[EXERCISE DESCRIPTION]
Without the pictures, write out all the lines below exactly as they appear.

[SUPPLIED MATERIAL]
—————

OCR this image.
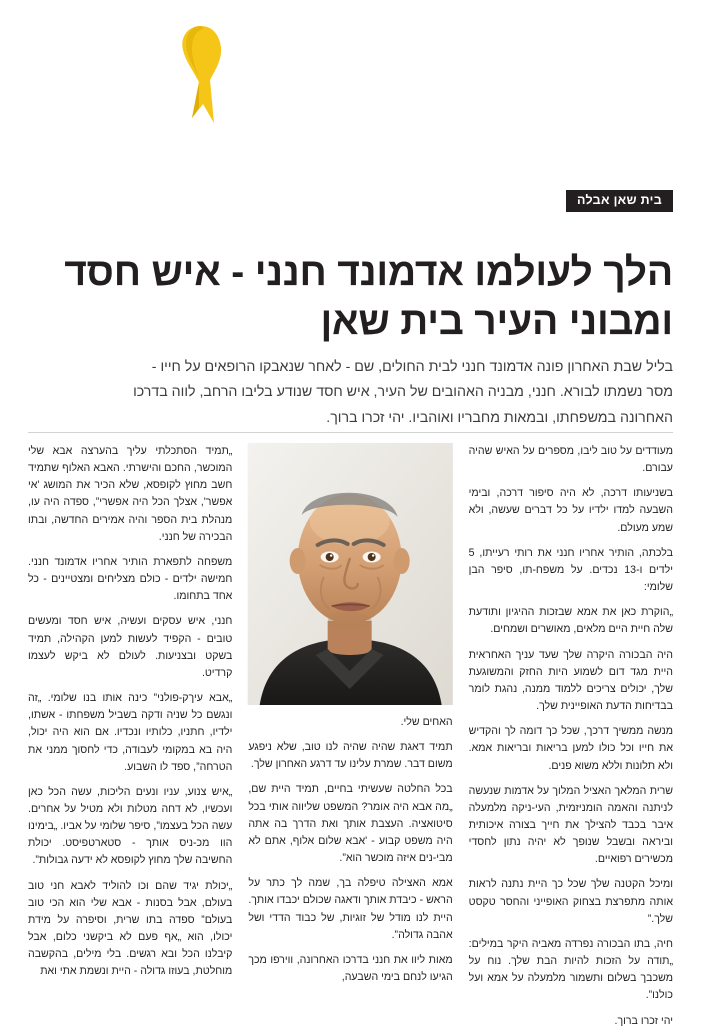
בית שאן אבלה
הלך לעולמו אדמונד חנני - איש חסד ומבוני העיר בית שאן
בליל שבת האחרון פונה אדמונד חנני לבית החולים, שם - לאחר שנאבקו הרופאים על חייו - מסר נשמתו לבורא. חנני, מבניה האהובים של העיר, איש חסד שנודע בליבו הרחב, לווה בדרכו האחרונה במשפחתו, ובמאות מחבריו ואוהביו. יהי זכרו ברוך.

„תמיד הסתכלתי עליך בהערצה אבא שלי המוכשר, החכם והישרתי. האבא האלוף שתמיד חשב מחוץ לקופסא, שלא הכיר את המושג 'אי אפשר', אצלך הכל היה אפשרי”, ספדה היה עו, מנהלת בית הספר והיה אמירים החדשה, ובתו הבכירה של חנני.

משפחה לתפארת הותיר אחריו אדמונד חנני. חמישה ילדים - כולם מצליחים ומצטיינים - כל אחד בתחומו.

חנני, איש עסקים ועשיה, איש חסד ומעשים טובים - הקפיד לעשות למען הקהילה, תמיד בשקט ובצניעות. לעולם לא ביקש לעצמו קרדיט.

„אבא עיךק-פולני” כינה אותו בנו שלומי. „זה ונגשם כל שניה ודקה בשביל משפחתו - אשתו, ילדיו, חתניו, כלותיו ונכדיו. אם הוא היה יכול, היה בא במקומי לעבודה, כדי לחסוך ממני את הטרחה”, ספד לו השבוע.

„איש צנוע, עניו ונעים הליכות, עשה הכל כאן ועכשיו, לא דחה מטלות ולא מטיל על אחרים. עשה הכל בעצמו”, סיפר שלומי על אביו. „בימינו הוו מכ-ניס אותך - סטארטפיסט. יכולת החשיבה שלך מחוץ לקופסא לא ידעה גבולות”.

„יכולת יגיד שהם וכו להוליד לאבא חני טוב בעולם, אבל בסנות - אבא שלי הוא הכי טוב בעולם” ספדה בתו שרית, וסיפרה על מידת יכולו, הוא „אף פעם לא ביקשני כלום, אבל קיבלנו הכל ובא רגשים. בלי מילים, בהקשבה מוחלטת, בעוזו גדולה - היית ונשמת אתי ואת

האחים שלי.

תמיד דאגת שהיה שהיה לנו טוב, שלא ניפגע משום דבר. שמרת עלינו עד דרגע האחרון שלך.

בכל החלטה שעשיתי בחיים, תמיד היית שם, „מה אבא היה אומר? המשפט שליווה אותי בכל סיטואציה. העצבת אותך ואת הדרך בה אתה היה משפט קבוע - 'אבא שלום אלוף, אתם לא מבי-נים איזה מוכשר הוא”.

אמא האצילה טיפלה בך, שמה לך כתר על הראש - כיבדת אותך ודאגה שכולם יכבדו אותך. היית לנו מודל של זוגיות, של כבוד הדדי ושל אהבה גדולה”.

מאות ליוו את חנני בדרכו האחרונה, ווירפו מכך הגיעו לנחם בימי השבעה,

מעודדים על טוב ליבו, מספרים על האיש שהיה עבורם.

בשניעותו דרכה, לא היה סיפור דרכה, ובימי השבעה למדו ילדיו על כל דברים שעשה, ולא שמע מעולם.

בלכתה, הותיר אחריו חנני את רותי רעייתו, 5 ילדים ו-13 נכדים. על משפח-תו, סיפר הבן שלומי:

„הוקרת כאן את אמא שבזכות ההיגיון ותודעת שלה חיית היים מלאים, מאושרים ושמחים.

היה הבכורה היקרה שלך שעד עניך האחראית היית מגד דום לשמוע היות החזק והמשוגעת שלך, יכולים צריכים ללמוד ממנה, נהגת לומר בבדיחות הדעת האופיינית שלך.

מנשה ממשיך דרכך, שכל כך דומה לך והקדיש את חייו וכל כולו למען בריאות ובריאות אמא. ולא תלונות וללא משוא פנים.

שרית המלאך האציל המלוך על אדמות שנעשה לניתנה והאמה הומניזמית, העי-ניקה מלמעלה איבר בכבד להצילך את חייך בצורה איכותית וביראה ובשבל שנופך לא יהיה נתון לחסדי מכשירים רפואיים.

ומיכל הקטנה שלך שכל כך היית נתנה לראות אותה מתפרצת בצחוק האופייני והחסר טקסט שלך.”

חיה, בתו הבכורה נפרדה מאביה היקר במילים: „תודה על הזכות להיות הבת שלך. נוח על משכבך בשלום ותשמור מלמעלה על אמא ועל כולנו”.

יהי זכרו ברוך.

—————

[ANSWER]
OCR this image.
בית שאן אבלה
הלך לעולמו אדמונד חנני - איש חסד ומבוני העיר בית שאן
בליל שבת האחרון פונה אדמונד חנני לבית החולים, שם - לאחר שנאבקו הרופאים על חייו - מסר נשמתו לבורא. חנני, מבניה האהובים של העיר, איש חסד שנודע בליבו הרחב, לווה בדרכו האחרונה במשפחתו, ובמאות מחבריו ואוהביו. יהי זכרו ברוך.

„תמיד הסתכלתי עליך בהערצה אבא שלי המוכשר, החכם והישרתי. האבא האלוף שתמיד חשב מחוץ לקופסא, שלא הכיר את המושג 'אי אפשר', אצלך הכל היה אפשרי”, ספדה היה עו, מנהלת בית הספר והיה אמירים החדשה, ובתו הבכירה של חנני.

משפחה לתפארת הותיר אחריו אדמונד חנני. חמישה ילדים - כולם מצליחים ומצטיינים - כל אחד בתחומו.

חנני, איש עסקים ועשיה, איש חסד ומעשים טובים - הקפיד לעשות למען הקהילה, תמיד בשקט ובצניעות. לעולם לא ביקש לעצמו קרדיט.

„אבא עיךק-פולני” כינה אותו בנו שלומי. „זה ונגשם כל שניה ודקה בשביל משפחתו - אשתו, ילדיו, חתניו, כלותיו ונכדיו. אם הוא היה יכול, היה בא במקומי לעבודה, כדי לחסוך ממני את הטרחה”, ספד לו השבוע.

„איש צנוע, עניו ונעים הליכות, עשה הכל כאן ועכשיו, לא דחה מטלות ולא מטיל על אחרים. עשה הכל בעצמו”, סיפר שלומי על אביו. „בימינו הוו מכ-ניס אותך - סטארטפיסט. יכולת החשיבה שלך מחוץ לקופסא לא ידעה גבולות”.

„יכולת יגיד שהם וכו להוליד לאבא חני טוב בעולם, אבל בסנות - אבא שלי הוא הכי טוב בעולם” ספדה בתו שרית, וסיפרה על מידת יכולו, הוא „אף פעם לא ביקשני כלום, אבל קיבלנו הכל ובא רגשים. בלי מילים, בהקשבה מוחלטת, בעוזו גדולה - היית ונשמת אתי ואת

האחים שלי.

תמיד דאגת שהיה שהיה לנו טוב, שלא ניפגע משום דבר. שמרת עלינו עד דרגע האחרון שלך.

בכל החלטה שעשיתי בחיים, תמיד היית שם, „מה אבא היה אומר? המשפט שליווה אותי בכל סיטואציה. העצבת אותך ואת הדרך בה אתה היה משפט קבוע - 'אבא שלום אלוף, אתם לא מבי-נים איזה מוכשר הוא”.

אמא האצילה טיפלה בך, שמה לך כתר על הראש - כיבדת אותך ודאגה שכולם יכבדו אותך. היית לנו מודל של זוגיות, של כבוד הדדי ושל אהבה גדולה”.

מאות ליוו את חנני בדרכו האחרונה, ווירפו מכך הגיעו לנחם בימי השבעה,

מעודדים על טוב ליבו, מספרים על האיש שהיה עבורם.

בשניעותו דרכה, לא היה סיפור דרכה, ובימי השבעה למדו ילדיו על כל דברים שעשה, ולא שמע מעולם.

בלכתה, הותיר אחריו חנני את רותי רעייתו, 5 ילדים ו-13 נכדים. על משפח-תו, סיפר הבן שלומי:

„הוקרת כאן את אמא שבזכות ההיגיון ותודעת שלה חיית היים מלאים, מאושרים ושמחים.

היה הבכורה היקרה שלך שעד עניך האחראית היית מגד דום לשמוע היות החזק והמשוגעת שלך, יכולים צריכים ללמוד ממנה, נהגת לומר בבדיחות הדעת האופיינית שלך.

מנשה ממשיך דרכך, שכל כך דומה לך והקדיש את חייו וכל כולו למען בריאות ובריאות אמא. ולא תלונות וללא משוא פנים.

שרית המלאך האציל המלוך על אדמות שנעשה לניתנה והאמה הומניזמית, העי-ניקה מלמעלה איבר בכבד להצילך את חייך בצורה איכותית וביראה ובשבל שנופך לא יהיה נתון לחסדי מכשירים רפואיים.

ומיכל הקטנה שלך שכל כך היית נתנה לראות אותה מתפרצת בצחוק האופייני והחסר טקסט שלך.”

חיה, בתו הבכורה נפרדה מאביה היקר במילים: „תודה על הזכות להיות הבת שלך. נוח על משכבך בשלום ותשמור מלמעלה על אמא ועל כולנו”.

יהי זכרו ברוך.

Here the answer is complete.